** STATED PROBLEM **
Skip the images and return the records below exactly.
>> BEGIN
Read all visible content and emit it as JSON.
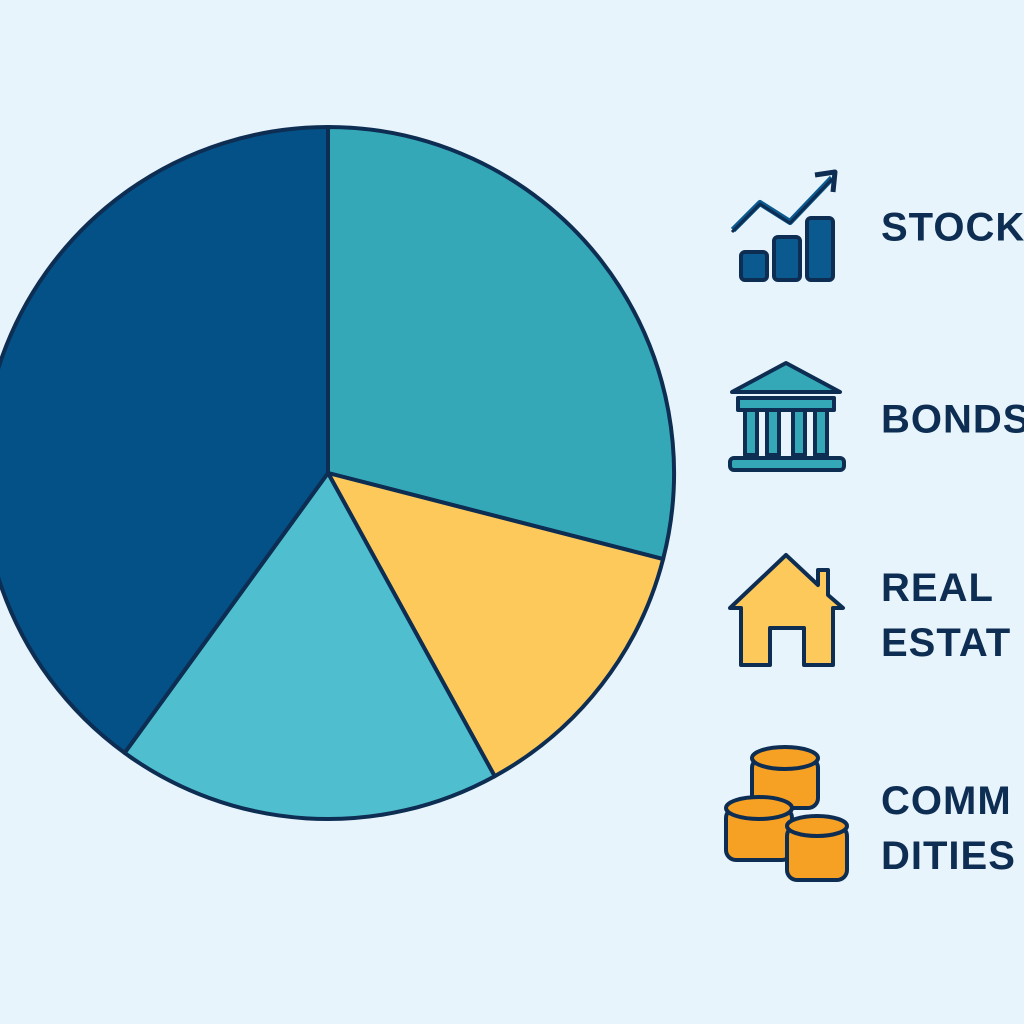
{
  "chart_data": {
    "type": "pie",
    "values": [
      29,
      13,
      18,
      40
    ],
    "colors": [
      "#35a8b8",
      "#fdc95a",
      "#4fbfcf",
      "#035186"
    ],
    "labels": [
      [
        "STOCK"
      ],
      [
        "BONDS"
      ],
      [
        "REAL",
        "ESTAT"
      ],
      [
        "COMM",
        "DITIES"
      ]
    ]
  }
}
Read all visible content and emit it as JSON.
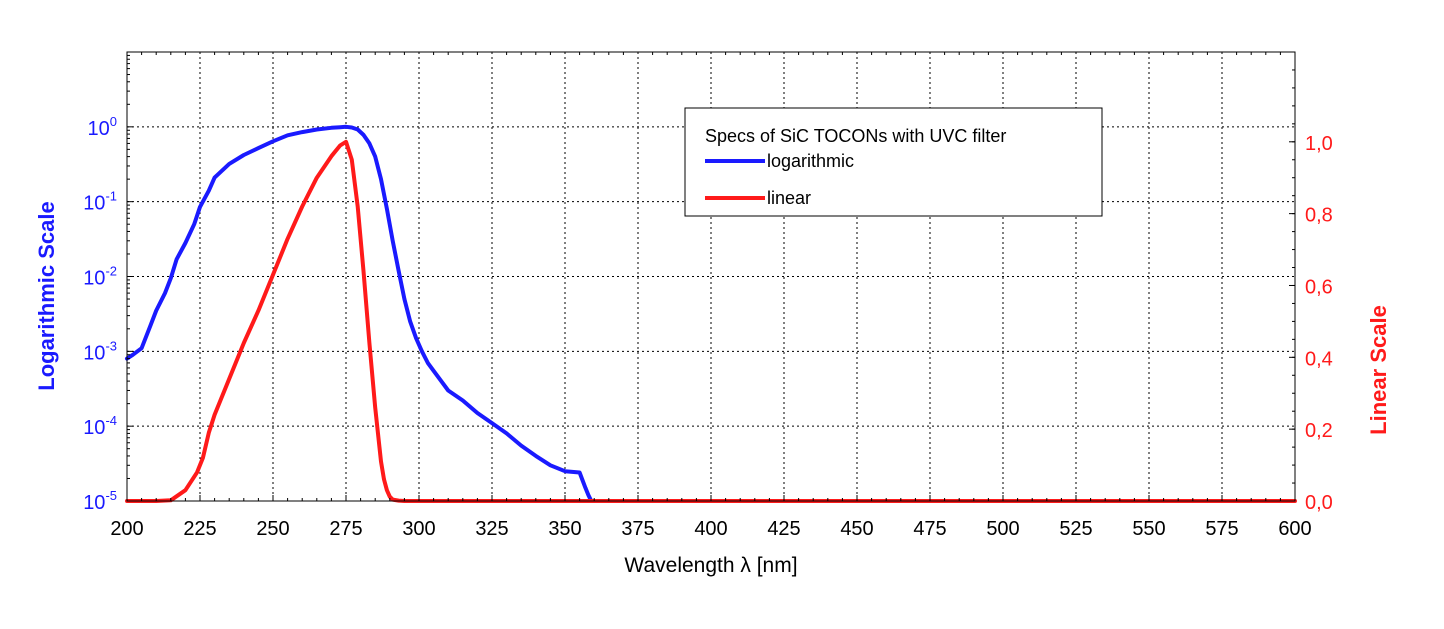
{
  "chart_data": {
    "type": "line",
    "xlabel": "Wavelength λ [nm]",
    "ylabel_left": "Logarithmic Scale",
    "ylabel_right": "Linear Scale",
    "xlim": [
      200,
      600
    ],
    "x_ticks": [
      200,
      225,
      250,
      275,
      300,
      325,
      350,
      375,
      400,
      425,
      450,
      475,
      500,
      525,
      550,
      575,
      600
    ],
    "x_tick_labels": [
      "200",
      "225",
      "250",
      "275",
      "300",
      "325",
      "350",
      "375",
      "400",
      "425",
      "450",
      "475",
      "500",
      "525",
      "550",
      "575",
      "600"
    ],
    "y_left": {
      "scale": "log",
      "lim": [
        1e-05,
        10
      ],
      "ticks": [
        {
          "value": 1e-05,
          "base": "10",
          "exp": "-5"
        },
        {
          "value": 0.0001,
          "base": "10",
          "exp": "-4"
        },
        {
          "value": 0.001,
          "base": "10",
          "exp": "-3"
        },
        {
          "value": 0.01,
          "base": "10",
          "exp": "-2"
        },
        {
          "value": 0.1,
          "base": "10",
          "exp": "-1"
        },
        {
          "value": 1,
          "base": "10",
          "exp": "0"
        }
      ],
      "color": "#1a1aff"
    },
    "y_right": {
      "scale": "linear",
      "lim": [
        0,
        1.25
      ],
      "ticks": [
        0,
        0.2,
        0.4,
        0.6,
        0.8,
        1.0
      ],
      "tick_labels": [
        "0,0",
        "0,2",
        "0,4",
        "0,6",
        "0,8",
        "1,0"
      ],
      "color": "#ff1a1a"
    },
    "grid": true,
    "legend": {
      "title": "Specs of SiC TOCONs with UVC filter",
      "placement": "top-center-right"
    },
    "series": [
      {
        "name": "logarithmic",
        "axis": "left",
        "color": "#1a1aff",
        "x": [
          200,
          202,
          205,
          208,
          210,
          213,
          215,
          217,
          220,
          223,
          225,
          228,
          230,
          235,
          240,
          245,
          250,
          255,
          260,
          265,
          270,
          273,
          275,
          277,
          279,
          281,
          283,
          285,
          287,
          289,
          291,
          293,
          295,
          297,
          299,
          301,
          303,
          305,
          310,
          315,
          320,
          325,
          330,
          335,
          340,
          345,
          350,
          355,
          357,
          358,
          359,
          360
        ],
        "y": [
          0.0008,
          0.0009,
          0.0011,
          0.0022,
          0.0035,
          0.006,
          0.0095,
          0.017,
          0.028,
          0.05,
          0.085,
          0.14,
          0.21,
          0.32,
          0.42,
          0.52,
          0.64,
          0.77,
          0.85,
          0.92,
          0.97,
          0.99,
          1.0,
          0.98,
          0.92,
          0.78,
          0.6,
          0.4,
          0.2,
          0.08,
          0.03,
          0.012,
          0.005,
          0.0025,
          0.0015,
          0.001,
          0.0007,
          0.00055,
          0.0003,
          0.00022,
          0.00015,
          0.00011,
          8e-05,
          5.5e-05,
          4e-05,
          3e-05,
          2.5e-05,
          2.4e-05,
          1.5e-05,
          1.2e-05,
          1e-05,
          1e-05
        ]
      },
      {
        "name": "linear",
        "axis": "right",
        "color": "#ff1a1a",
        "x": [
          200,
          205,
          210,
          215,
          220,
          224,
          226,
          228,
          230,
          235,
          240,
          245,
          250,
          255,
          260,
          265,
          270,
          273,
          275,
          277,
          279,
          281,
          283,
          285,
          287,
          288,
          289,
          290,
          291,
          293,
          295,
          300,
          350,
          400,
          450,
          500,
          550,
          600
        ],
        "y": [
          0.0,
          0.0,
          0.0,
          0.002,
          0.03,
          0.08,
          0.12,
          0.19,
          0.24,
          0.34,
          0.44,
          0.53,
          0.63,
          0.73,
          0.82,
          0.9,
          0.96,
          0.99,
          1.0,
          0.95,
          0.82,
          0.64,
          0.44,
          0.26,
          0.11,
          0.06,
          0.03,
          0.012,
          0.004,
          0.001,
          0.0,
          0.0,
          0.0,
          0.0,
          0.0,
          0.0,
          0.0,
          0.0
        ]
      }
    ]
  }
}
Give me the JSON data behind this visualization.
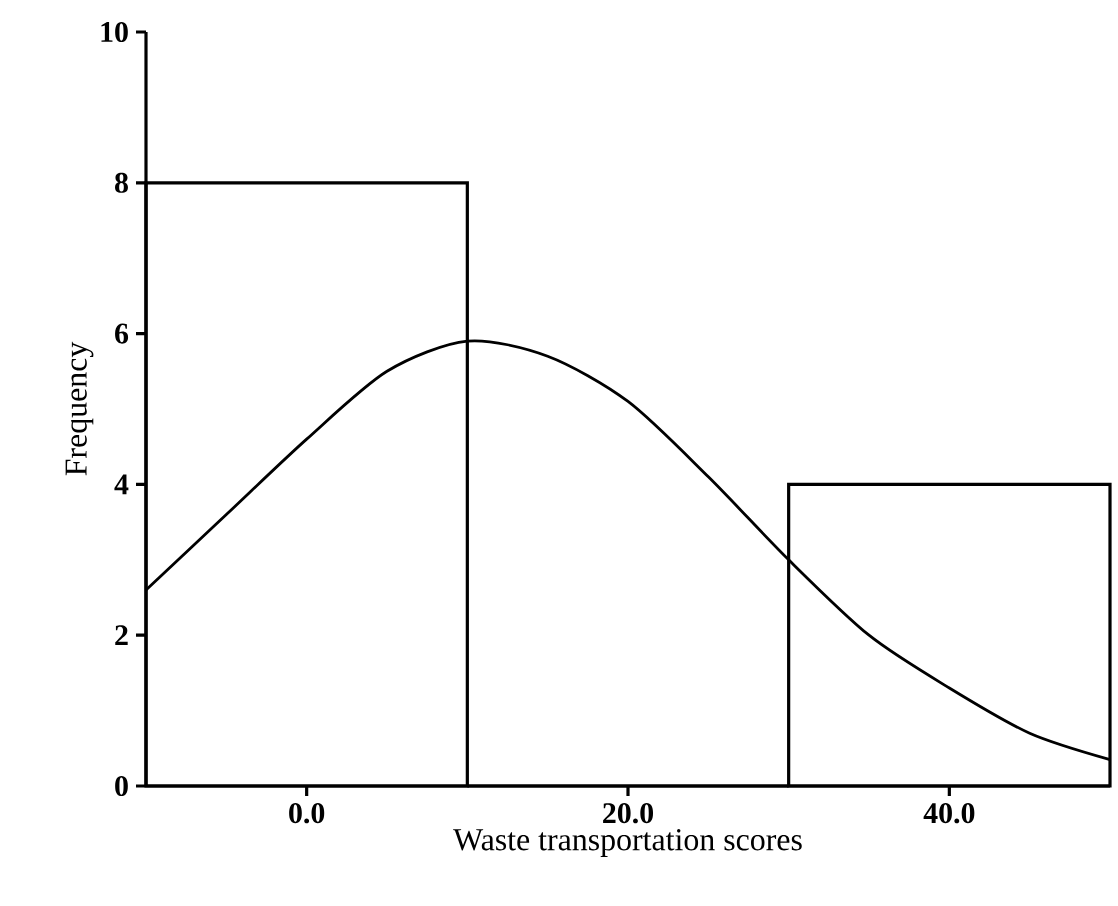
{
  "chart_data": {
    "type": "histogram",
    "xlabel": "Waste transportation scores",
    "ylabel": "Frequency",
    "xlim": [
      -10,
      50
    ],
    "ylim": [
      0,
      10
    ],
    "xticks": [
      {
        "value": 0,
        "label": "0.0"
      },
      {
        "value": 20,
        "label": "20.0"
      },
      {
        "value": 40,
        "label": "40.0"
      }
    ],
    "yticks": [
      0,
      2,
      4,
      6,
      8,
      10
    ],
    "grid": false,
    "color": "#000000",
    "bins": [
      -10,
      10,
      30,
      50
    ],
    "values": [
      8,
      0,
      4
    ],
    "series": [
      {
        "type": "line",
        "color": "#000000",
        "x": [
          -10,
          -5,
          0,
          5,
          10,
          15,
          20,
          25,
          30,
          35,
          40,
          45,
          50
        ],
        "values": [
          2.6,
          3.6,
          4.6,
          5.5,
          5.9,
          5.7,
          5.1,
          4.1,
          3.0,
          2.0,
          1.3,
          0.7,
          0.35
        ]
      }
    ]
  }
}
>> END
** RESPONSE **
Read all visible content and emit it as JSON.
{
  "chart_data": {
    "type": "pie",
    "values": [
      29,
      13,
      18,
      40
    ],
    "colors": [
      "#35a8b8",
      "#fdc95a",
      "#4fbfcf",
      "#035186"
    ],
    "labels": [
      [
        "STOCK"
      ],
      [
        "BONDS"
      ],
      [
        "REAL",
        "ESTAT"
      ],
      [
        "COMM",
        "DITIES"
      ]
    ]
  }
}
Read all visible content and emit it as JSON.
{
  "chart_data": {
    "type": "line",
    "xlabel": "Wavelength λ [nm]",
    "ylabel_left": "Logarithmic Scale",
    "ylabel_right": "Linear Scale",
    "xlim": [
      200,
      600
    ],
    "x_ticks": [
      200,
      225,
      250,
      275,
      300,
      325,
      350,
      375,
      400,
      425,
      450,
      475,
      500,
      525,
      550,
      575,
      600
    ],
    "x_tick_labels": [
      "200",
      "225",
      "250",
      "275",
      "300",
      "325",
      "350",
      "375",
      "400",
      "425",
      "450",
      "475",
      "500",
      "525",
      "550",
      "575",
      "600"
    ],
    "y_left": {
      "scale": "log",
      "lim": [
        1e-05,
        10
      ],
      "ticks": [
        {
          "value": 1e-05,
          "base": "10",
          "exp": "-5"
        },
        {
          "value": 0.0001,
          "base": "10",
          "exp": "-4"
        },
        {
          "value": 0.001,
          "base": "10",
          "exp": "-3"
        },
        {
          "value": 0.01,
          "base": "10",
          "exp": "-2"
        },
        {
          "value": 0.1,
          "base": "10",
          "exp": "-1"
        },
        {
          "value": 1,
          "base": "10",
          "exp": "0"
        }
      ],
      "color": "#1a1aff"
    },
    "y_right": {
      "scale": "linear",
      "lim": [
        0,
        1.25
      ],
      "ticks": [
        0,
        0.2,
        0.4,
        0.6,
        0.8,
        1.0
      ],
      "tick_labels": [
        "0,0",
        "0,2",
        "0,4",
        "0,6",
        "0,8",
        "1,0"
      ],
      "color": "#ff1a1a"
    },
    "grid": true,
    "legend": {
      "title": "Specs of SiC TOCONs with UVC filter",
      "placement": "top-center-right"
    },
    "series": [
      {
        "name": "logarithmic",
        "axis": "left",
        "color": "#1a1aff",
        "x": [
          200,
          202,
          205,
          208,
          210,
          213,
          215,
          217,
          220,
          223,
          225,
          228,
          230,
          235,
          240,
          245,
          250,
          255,
          260,
          265,
          270,
          273,
          275,
          277,
          279,
          281,
          283,
          285,
          287,
          289,
          291,
          293,
          295,
          297,
          299,
          301,
          303,
          305,
          310,
          315,
          320,
          325,
          330,
          335,
          340,
          345,
          350,
          355,
          357,
          358,
          359,
          360
        ],
        "y": [
          0.0008,
          0.0009,
          0.0011,
          0.0022,
          0.0035,
          0.006,
          0.0095,
          0.017,
          0.028,
          0.05,
          0.085,
          0.14,
          0.21,
          0.32,
          0.42,
          0.52,
          0.64,
          0.77,
          0.85,
          0.92,
          0.97,
          0.99,
          1.0,
          0.98,
          0.92,
          0.78,
          0.6,
          0.4,
          0.2,
          0.08,
          0.03,
          0.012,
          0.005,
          0.0025,
          0.0015,
          0.001,
          0.0007,
          0.00055,
          0.0003,
          0.00022,
          0.00015,
          0.00011,
          8e-05,
          5.5e-05,
          4e-05,
          3e-05,
          2.5e-05,
          2.4e-05,
          1.5e-05,
          1.2e-05,
          1e-05,
          1e-05
        ]
      },
      {
        "name": "linear",
        "axis": "right",
        "color": "#ff1a1a",
        "x": [
          200,
          205,
          210,
          215,
          220,
          224,
          226,
          228,
          230,
          235,
          240,
          245,
          250,
          255,
          260,
          265,
          270,
          273,
          275,
          277,
          279,
          281,
          283,
          285,
          287,
          288,
          289,
          290,
          291,
          293,
          295,
          300,
          350,
          400,
          450,
          500,
          550,
          600
        ],
        "y": [
          0.0,
          0.0,
          0.0,
          0.002,
          0.03,
          0.08,
          0.12,
          0.19,
          0.24,
          0.34,
          0.44,
          0.53,
          0.63,
          0.73,
          0.82,
          0.9,
          0.96,
          0.99,
          1.0,
          0.95,
          0.82,
          0.64,
          0.44,
          0.26,
          0.11,
          0.06,
          0.03,
          0.012,
          0.004,
          0.001,
          0.0,
          0.0,
          0.0,
          0.0,
          0.0,
          0.0,
          0.0,
          0.0
        ]
      }
    ]
  }
}
Give me the JSON data behind this visualization.
{
  "chart_data": {
    "type": "histogram",
    "xlabel": "Waste transportation scores",
    "ylabel": "Frequency",
    "xlim": [
      -10,
      50
    ],
    "ylim": [
      0,
      10
    ],
    "xticks": [
      {
        "value": 0,
        "label": "0.0"
      },
      {
        "value": 20,
        "label": "20.0"
      },
      {
        "value": 40,
        "label": "40.0"
      }
    ],
    "yticks": [
      0,
      2,
      4,
      6,
      8,
      10
    ],
    "grid": false,
    "color": "#000000",
    "bins": [
      -10,
      10,
      30,
      50
    ],
    "values": [
      8,
      0,
      4
    ],
    "series": [
      {
        "type": "line",
        "color": "#000000",
        "x": [
          -10,
          -5,
          0,
          5,
          10,
          15,
          20,
          25,
          30,
          35,
          40,
          45,
          50
        ],
        "values": [
          2.6,
          3.6,
          4.6,
          5.5,
          5.9,
          5.7,
          5.1,
          4.1,
          3.0,
          2.0,
          1.3,
          0.7,
          0.35
        ]
      }
    ]
  }
}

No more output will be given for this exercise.